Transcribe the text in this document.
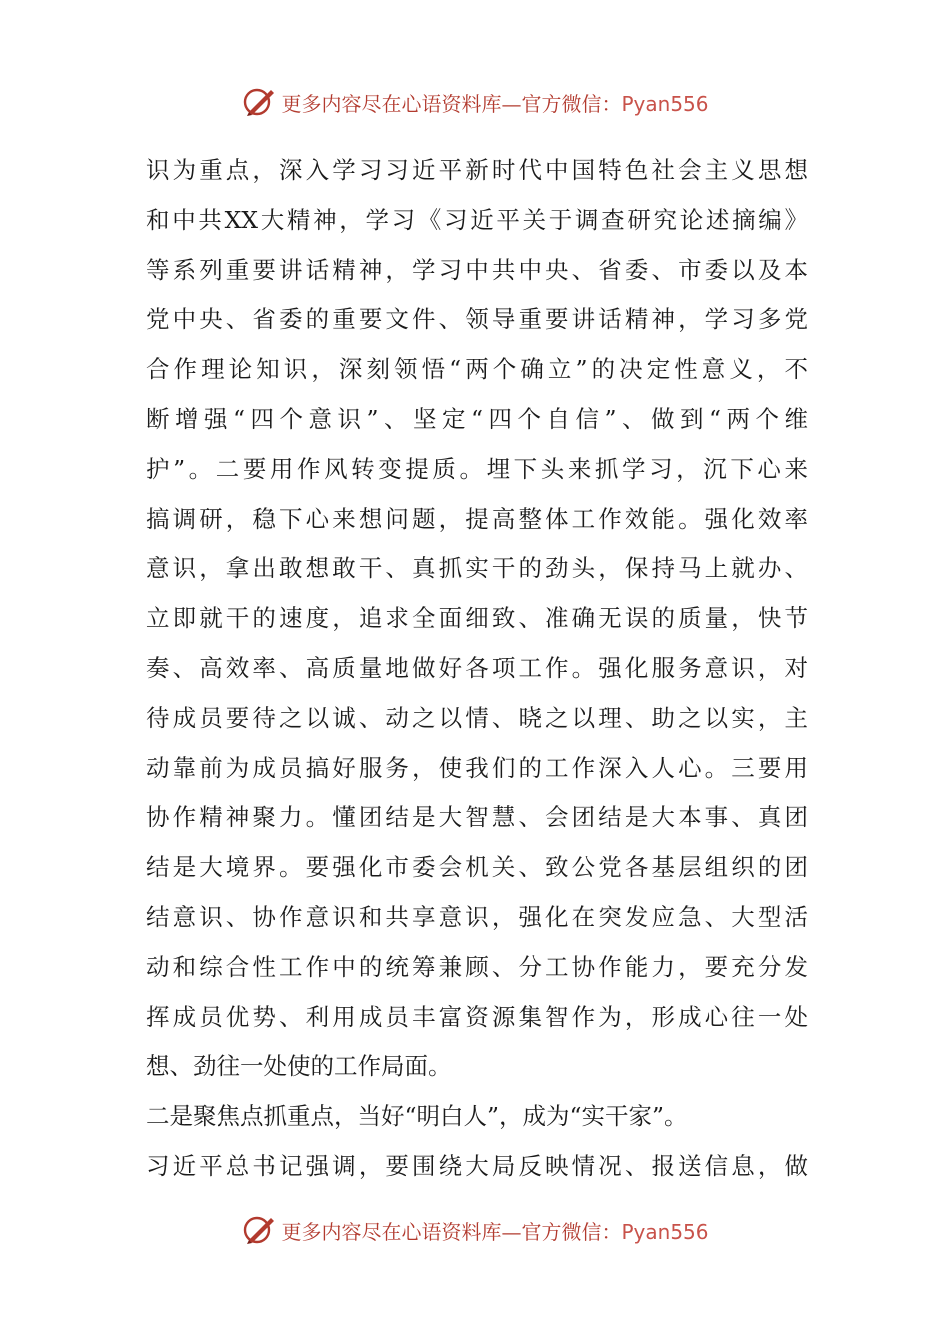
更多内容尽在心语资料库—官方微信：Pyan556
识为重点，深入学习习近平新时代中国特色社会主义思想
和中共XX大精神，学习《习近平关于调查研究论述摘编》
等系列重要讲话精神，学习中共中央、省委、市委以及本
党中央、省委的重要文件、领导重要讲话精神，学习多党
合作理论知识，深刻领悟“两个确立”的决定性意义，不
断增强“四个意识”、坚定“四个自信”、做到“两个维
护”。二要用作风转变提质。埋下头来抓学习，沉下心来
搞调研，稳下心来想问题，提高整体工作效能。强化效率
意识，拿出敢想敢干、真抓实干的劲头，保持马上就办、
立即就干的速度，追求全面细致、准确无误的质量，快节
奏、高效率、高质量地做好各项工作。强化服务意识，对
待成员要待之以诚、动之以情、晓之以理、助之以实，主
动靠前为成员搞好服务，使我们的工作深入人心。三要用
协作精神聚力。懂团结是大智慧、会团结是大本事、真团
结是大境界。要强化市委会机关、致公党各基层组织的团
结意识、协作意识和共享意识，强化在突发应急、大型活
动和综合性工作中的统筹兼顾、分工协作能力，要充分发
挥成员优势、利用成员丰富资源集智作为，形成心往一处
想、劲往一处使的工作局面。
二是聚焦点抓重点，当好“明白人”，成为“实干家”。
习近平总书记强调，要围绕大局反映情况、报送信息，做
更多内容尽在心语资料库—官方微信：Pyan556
- - - -
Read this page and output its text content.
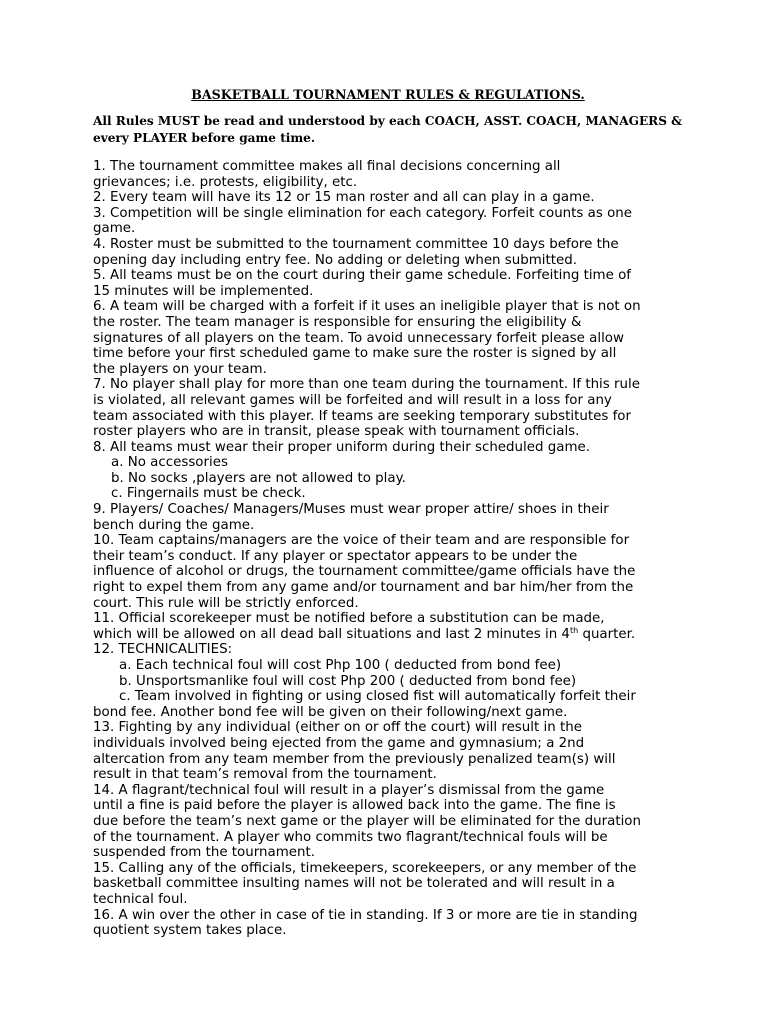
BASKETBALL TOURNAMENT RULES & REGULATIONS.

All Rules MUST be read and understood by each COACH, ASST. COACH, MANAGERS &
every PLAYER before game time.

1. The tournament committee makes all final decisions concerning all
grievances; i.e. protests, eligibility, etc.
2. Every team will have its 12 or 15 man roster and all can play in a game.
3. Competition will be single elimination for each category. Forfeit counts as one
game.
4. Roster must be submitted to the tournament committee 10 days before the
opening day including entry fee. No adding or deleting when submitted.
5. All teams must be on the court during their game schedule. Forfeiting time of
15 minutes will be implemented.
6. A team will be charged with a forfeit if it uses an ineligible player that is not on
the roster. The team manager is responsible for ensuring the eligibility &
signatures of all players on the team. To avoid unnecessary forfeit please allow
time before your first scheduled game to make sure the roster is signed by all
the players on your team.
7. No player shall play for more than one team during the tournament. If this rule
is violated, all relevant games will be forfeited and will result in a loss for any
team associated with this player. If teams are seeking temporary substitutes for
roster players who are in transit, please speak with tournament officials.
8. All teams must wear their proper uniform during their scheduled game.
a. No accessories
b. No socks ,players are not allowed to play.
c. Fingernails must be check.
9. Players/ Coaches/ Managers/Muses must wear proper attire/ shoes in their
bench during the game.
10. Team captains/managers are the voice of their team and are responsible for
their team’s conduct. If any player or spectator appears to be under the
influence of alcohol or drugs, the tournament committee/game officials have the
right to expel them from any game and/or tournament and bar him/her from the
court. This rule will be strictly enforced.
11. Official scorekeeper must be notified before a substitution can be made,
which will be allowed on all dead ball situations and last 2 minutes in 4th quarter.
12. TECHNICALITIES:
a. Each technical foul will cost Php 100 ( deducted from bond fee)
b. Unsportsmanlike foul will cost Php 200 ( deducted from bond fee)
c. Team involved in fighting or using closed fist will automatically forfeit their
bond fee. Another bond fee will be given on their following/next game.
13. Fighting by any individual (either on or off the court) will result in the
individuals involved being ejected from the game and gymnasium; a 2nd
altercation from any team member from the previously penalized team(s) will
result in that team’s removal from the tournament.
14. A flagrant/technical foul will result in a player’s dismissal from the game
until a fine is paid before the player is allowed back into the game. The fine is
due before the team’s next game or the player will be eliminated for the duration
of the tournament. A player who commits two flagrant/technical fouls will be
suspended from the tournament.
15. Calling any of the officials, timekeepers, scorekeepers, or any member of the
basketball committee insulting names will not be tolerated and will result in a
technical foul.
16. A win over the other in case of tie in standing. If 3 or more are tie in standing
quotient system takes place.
- - - -
# PROBLEM DETAILS:
Copy each line of the data above that holds "before".

# SOLUTION TO THE PROBLEM:
every PLAYER before game time.
4. Roster must be submitted to the tournament committee 10 days before the
time before your first scheduled game to make sure the roster is signed by all
11. Official scorekeeper must be notified before a substitution can be made,
until a fine is paid before the player is allowed back into the game. The fine is
due before the team’s next game or the player will be eliminated for the duration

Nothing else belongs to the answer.